Actions to take ::
1. Who scores Cheltenham's equalizer in the match report below?
2. Please rewrite the paragraph of the match report beginning "The match resumes at six minutes past four" more briefly, keeping its main facts.

Source excerpt ::
There are more corners to Ipswich, loads of them, and Phil and I keep chanting “Come On You Blues” vainly hoping someone will join in with us. We change to the simpler “Come on Ipswich, Come on Ipswich” but the occupants of the Sir Alf Ramsey stand aren’t moved.  I think to myself that I might as well be singing in French and so I do “Allez les Bleus, Allez les Bleus” I chant; Fiona says I’ve gone too far. On the pitch Janoi Donacien is hurt and is replaced by Kane Vincent-Young and the ball skims of the top of Cheltenham number six Lewis Freestone’s head as if he was a man who had applied too much brylcreem to his hair.  Another cross and Leif Davis precisely places a carefully controlled header over the Cheltenham cross bar.  Within a minute Cheltenham equalise as Ryan Broom sweeps forward and shoots at Christian Walton who somehow cannot stop the ball squirming around or under or through him onto the goal.  It might have been the brylcreem on the ball.  It will prove to be Cheltenham’s only real shot of the game and up in the Cobbold stand a knot of about twenty excited youths jump around and wave their arms about like bookies on a race course or idiots trying to fly.

Disappointing as that equaliser is, Town press on, although not quite as well as before.  When the Cheltenham goalkeeper parries a low Marcus Harness cross out to Cameron Humphreys, somehow the ball comes straight back to him.  Two minutes of added on time are announced very noisily by Stephen Foster, as if he’d turned the PA system up to eleven. “Speak Up” says Pat from Clacton.   I applaud Town off the field with the half-time whistle and go and talk with Ray, his son Michael and grandson Harrison.  I ask Harrison if he has got the new Robyn Hitchcock album ‘Shufflemania’ yet, he says he may get it for Christmas as he looks at his dad.

The match resumes at six minutes past four and a chorus of ‘Blue and White Army’ briefly rolls around the stands, not exactly like thunder. On the stroke of the 53rd minute the crowd rises for a minute’s applause in memory of Supporters’ Club Chairman Martin Swallow who died at the end of October.  A lone seagull floats above the pitch; no doubt someone would think it poignant. 

With Cheltenham confined to their half of the pitch due to constant Ipswich possession, this is the sort of game where every moment lost through a Cheltenham player sitting on the grass or receiving treatment is going to be attributed to time-wasting, and so it proves. Referee Mr Eltringham, a man with ‘ten to two’ feet, books the Cheltenham goalkeeper as a warning shot to his team-mates in this regard and in all fairness, they do not break the game up as much as they did in the goalless game last season, but it’s not enough to stop the bloke behind me from saying “He’s gotta be one of the worst fuckin’ refs we’ve ‘ad down here”.   When Cheltenham players do receive treatment their physio runs on with a huge bag and what looks like a small surf board; with a blonde wig and high cut one piece swim suit he could have doubled for Pamela Anderson in Baywatch.

Data records ::
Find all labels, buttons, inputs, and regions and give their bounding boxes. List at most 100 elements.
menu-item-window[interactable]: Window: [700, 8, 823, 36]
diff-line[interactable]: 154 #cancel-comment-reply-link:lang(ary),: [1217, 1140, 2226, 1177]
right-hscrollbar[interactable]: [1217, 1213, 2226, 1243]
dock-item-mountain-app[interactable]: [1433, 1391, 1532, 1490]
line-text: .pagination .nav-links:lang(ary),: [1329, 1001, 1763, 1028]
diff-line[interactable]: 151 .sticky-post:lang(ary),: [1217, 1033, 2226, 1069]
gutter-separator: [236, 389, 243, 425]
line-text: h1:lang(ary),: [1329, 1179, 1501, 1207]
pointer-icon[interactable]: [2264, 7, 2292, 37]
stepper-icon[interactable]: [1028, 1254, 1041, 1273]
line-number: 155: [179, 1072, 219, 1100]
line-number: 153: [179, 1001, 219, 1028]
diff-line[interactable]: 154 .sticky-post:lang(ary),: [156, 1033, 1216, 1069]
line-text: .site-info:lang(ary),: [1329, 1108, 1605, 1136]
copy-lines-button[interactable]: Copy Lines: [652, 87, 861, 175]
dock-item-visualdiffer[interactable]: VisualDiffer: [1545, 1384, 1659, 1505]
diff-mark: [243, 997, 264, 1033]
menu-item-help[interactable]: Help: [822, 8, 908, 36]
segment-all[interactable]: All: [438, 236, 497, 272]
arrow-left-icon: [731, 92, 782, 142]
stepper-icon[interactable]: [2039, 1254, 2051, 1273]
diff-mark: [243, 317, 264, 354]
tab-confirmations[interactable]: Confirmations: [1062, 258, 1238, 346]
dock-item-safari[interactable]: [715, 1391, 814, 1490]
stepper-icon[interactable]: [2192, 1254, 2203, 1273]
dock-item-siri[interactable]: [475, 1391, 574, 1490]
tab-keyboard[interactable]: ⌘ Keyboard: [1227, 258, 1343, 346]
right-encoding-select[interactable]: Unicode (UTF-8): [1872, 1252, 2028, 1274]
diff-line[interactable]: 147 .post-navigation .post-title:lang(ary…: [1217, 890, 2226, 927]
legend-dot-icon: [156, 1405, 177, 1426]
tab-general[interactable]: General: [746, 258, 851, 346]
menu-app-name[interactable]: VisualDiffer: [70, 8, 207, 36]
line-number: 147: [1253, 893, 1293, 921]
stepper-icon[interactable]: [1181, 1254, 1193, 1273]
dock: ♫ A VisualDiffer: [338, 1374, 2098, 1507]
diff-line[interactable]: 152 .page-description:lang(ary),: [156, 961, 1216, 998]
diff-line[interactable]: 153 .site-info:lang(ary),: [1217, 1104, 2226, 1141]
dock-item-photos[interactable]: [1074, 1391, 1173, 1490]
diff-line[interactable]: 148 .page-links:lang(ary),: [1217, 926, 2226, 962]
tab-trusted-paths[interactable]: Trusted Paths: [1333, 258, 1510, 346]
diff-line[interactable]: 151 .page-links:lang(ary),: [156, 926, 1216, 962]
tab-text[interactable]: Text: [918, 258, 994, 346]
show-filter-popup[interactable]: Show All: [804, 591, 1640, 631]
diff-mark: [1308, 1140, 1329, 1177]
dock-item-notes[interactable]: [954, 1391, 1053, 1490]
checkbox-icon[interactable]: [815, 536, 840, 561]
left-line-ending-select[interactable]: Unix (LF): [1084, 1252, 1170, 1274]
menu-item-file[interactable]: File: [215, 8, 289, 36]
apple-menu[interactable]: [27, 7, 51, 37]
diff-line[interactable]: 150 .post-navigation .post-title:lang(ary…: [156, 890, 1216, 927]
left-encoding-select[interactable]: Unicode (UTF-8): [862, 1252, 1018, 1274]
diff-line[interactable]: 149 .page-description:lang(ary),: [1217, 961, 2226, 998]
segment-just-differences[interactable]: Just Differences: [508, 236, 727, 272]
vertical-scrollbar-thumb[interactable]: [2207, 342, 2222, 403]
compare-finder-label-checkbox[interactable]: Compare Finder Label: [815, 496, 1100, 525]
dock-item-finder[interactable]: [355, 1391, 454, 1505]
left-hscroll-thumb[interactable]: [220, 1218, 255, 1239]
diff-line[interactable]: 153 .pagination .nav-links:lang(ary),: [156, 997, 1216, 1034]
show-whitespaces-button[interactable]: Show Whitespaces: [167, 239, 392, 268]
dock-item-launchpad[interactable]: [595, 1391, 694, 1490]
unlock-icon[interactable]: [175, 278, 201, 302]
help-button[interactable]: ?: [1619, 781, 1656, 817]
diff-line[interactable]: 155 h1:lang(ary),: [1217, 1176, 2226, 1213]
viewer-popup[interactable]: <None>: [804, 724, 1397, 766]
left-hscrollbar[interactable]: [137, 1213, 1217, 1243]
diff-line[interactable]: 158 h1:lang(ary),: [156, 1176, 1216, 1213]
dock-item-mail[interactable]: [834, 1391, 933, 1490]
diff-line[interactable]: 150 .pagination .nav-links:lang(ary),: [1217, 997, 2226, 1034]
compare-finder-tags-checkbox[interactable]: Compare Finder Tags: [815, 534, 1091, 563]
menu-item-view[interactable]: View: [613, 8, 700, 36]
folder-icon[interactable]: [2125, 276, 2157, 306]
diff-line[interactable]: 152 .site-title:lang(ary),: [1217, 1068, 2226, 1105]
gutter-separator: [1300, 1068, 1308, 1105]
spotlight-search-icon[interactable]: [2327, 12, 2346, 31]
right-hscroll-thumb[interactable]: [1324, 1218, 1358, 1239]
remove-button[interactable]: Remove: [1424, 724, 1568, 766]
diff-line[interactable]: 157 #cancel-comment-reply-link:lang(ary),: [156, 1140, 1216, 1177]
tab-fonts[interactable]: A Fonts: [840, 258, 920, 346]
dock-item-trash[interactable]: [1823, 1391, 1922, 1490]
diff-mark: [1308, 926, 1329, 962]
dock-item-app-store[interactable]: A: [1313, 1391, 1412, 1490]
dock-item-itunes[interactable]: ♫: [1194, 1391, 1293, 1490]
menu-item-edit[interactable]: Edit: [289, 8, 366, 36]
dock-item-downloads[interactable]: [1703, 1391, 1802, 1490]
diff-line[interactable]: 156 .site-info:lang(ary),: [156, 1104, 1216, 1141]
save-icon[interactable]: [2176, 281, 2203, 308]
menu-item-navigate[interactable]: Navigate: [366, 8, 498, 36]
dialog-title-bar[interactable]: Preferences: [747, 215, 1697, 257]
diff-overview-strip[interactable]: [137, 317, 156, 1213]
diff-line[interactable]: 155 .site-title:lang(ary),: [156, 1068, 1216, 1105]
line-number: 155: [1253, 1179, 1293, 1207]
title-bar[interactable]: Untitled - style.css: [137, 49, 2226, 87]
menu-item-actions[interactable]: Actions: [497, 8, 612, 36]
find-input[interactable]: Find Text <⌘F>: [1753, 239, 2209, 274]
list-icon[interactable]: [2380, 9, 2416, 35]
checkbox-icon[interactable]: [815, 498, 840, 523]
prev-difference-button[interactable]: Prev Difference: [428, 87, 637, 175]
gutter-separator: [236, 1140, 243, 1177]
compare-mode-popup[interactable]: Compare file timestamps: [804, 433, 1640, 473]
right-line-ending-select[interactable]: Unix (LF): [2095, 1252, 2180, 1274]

Responses per task ::
1. Ryan Broom

2. Play restarts at six minutes past four, and a brief, not very thunderous chorus of "Blue and White Army" goes around the stands. At the 53rd minute the crowd stands for a minute's applause in memory of Supporters' Club Chairman Martin Swallow, who died at the end of October, while a lone seagull floats above the pitch.